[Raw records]
-- Start --

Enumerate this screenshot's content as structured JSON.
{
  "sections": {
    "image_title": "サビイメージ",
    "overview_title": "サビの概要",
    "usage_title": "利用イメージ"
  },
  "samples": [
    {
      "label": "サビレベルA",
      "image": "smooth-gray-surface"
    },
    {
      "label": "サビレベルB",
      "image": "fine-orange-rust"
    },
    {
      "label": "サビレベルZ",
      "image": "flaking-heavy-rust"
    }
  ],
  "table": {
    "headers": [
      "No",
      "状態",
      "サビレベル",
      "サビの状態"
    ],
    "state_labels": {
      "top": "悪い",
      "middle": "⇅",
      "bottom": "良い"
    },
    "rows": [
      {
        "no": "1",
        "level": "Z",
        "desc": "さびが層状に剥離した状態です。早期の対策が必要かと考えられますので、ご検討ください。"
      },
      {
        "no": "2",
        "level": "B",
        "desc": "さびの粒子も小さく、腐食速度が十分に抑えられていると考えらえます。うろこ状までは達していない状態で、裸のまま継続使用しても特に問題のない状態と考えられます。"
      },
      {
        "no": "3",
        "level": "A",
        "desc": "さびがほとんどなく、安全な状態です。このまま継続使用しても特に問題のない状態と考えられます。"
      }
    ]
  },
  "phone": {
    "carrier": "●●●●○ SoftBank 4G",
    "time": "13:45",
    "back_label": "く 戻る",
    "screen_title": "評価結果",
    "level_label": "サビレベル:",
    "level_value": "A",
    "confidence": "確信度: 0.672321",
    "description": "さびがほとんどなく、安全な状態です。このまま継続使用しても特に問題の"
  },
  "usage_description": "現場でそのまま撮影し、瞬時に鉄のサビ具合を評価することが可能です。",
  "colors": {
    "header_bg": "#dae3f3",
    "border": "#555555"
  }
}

-- End --

■ **Task description**
Identify each line in the records above containing the word "安全な状態です"; copy those lines.

■ **Exercise solution**
        "desc": "さびがほとんどなく、安全な状態です。このまま継続使用しても特に問題のない状態と考えられます。"
    "description": "さびがほとんどなく、安全な状態です。このまま継続使用しても特に問題の"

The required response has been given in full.